***** Provided data

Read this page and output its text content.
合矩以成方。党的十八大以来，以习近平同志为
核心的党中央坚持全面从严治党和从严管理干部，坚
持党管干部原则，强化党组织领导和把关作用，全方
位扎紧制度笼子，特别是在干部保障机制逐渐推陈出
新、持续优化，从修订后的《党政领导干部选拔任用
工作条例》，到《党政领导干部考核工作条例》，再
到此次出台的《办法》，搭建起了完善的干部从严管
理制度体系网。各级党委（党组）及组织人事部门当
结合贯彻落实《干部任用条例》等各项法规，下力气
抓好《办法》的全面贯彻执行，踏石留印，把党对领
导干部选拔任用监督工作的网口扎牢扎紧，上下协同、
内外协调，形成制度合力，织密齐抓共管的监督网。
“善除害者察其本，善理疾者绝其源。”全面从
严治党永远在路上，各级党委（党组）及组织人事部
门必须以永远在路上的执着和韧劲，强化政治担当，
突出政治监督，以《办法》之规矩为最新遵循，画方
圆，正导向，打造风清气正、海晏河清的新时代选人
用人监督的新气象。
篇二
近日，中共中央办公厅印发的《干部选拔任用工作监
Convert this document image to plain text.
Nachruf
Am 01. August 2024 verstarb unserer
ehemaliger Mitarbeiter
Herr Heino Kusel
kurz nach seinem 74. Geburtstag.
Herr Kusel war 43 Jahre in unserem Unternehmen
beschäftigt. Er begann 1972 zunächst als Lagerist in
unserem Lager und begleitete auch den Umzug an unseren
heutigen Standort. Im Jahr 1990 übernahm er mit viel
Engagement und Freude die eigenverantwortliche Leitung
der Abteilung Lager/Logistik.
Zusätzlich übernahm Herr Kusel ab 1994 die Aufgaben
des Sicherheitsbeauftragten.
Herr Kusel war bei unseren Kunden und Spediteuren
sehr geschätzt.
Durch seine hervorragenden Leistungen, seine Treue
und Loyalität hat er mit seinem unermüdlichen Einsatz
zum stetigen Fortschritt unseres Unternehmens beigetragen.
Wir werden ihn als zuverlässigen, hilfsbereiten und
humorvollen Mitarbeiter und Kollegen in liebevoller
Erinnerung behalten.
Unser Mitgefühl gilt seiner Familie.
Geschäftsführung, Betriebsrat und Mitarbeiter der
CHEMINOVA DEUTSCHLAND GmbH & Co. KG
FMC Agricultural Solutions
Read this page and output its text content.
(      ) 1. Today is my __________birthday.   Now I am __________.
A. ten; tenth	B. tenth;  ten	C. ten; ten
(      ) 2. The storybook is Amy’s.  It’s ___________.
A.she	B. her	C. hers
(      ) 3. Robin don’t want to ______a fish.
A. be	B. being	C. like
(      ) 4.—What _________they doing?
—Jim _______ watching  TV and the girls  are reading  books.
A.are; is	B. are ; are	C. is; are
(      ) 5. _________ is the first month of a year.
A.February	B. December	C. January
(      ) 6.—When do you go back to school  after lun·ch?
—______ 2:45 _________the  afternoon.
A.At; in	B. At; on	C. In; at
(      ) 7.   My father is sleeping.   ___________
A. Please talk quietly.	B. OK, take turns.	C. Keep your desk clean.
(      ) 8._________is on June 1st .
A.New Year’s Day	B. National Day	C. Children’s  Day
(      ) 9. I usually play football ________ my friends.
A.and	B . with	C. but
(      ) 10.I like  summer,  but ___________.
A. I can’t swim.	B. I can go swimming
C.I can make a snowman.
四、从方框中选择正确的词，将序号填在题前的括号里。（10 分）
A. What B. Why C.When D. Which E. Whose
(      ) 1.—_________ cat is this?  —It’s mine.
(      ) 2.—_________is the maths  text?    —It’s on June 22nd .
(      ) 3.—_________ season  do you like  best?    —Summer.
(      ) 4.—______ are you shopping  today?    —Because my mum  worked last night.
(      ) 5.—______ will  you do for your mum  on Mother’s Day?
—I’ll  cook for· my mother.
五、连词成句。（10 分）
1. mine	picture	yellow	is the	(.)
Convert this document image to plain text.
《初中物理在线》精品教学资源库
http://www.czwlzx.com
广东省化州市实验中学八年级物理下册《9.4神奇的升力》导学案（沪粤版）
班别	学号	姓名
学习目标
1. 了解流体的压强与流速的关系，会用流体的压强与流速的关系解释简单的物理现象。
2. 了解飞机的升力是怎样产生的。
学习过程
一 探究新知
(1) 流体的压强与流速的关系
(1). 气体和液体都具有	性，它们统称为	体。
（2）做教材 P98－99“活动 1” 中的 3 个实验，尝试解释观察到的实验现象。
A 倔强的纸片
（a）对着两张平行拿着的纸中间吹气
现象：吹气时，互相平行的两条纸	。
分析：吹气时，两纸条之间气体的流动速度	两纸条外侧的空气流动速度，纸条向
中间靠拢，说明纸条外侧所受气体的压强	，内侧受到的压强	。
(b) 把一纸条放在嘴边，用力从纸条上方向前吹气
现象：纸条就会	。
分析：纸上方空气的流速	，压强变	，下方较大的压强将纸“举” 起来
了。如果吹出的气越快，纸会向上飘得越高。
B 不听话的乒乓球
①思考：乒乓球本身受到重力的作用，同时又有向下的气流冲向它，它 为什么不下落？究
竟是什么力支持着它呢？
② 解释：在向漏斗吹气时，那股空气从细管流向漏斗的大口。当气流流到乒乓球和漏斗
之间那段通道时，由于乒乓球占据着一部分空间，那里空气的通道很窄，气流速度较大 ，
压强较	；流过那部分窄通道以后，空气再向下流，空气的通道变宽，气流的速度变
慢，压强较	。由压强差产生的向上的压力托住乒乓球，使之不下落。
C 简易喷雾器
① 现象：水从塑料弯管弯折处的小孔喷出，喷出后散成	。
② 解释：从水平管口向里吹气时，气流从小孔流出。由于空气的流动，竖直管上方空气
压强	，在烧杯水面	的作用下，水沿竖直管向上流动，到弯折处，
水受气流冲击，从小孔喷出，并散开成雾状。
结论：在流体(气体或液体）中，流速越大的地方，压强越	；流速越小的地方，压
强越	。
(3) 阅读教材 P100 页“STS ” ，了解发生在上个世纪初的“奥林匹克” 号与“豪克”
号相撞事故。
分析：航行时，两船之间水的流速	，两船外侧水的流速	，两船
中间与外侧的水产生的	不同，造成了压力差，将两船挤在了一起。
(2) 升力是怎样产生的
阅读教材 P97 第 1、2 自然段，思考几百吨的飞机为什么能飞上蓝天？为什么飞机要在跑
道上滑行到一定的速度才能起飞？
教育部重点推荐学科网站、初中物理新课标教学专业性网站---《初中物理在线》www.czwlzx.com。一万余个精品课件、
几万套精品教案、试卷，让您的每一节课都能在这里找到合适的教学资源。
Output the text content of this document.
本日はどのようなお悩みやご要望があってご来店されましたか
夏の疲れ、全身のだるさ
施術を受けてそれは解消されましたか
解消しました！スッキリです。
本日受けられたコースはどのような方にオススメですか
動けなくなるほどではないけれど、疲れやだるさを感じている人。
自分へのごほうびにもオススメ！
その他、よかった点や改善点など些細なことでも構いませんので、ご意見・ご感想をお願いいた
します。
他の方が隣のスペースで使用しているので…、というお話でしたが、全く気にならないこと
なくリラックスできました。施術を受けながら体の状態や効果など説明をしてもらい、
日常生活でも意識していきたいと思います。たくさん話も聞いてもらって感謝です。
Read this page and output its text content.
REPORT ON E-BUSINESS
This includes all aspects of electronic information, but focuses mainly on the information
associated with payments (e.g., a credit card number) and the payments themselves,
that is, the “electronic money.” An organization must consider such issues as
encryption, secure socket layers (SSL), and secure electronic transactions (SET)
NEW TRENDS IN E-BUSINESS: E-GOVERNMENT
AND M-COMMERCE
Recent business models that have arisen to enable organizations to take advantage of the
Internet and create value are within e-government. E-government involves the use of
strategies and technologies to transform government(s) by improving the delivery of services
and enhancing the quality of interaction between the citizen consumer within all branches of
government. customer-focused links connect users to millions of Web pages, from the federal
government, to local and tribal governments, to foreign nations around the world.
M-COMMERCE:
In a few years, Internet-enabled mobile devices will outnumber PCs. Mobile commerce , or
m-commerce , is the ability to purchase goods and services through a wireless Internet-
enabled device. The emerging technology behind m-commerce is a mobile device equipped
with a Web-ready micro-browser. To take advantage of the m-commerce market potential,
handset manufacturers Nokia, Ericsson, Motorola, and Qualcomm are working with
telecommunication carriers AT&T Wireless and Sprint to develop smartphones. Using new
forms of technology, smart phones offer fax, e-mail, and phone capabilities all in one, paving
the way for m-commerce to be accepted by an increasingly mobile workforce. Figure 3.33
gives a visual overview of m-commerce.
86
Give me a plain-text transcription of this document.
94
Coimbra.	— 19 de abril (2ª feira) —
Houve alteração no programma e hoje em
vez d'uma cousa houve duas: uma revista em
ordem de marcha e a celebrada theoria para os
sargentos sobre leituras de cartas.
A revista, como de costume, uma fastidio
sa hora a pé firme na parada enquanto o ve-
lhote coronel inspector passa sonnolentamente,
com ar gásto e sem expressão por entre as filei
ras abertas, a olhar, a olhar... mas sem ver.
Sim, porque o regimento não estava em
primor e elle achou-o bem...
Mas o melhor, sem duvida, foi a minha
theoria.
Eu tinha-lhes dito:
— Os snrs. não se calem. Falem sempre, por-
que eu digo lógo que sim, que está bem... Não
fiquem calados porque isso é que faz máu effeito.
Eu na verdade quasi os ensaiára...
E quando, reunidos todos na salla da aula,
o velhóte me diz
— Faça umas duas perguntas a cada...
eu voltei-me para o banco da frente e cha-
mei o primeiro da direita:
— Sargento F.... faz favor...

**********

**Your objective:**
Show the lines of the data that hold the word "take".

**Complete answer:**
A. Please talk quietly.	B. OK, take turns.	C. Keep your desk clean.
Recent business models that have arisen to enable organizations to take advantage of the
with a Web-ready micro-browser. To take advantage of the m-commerce market potential,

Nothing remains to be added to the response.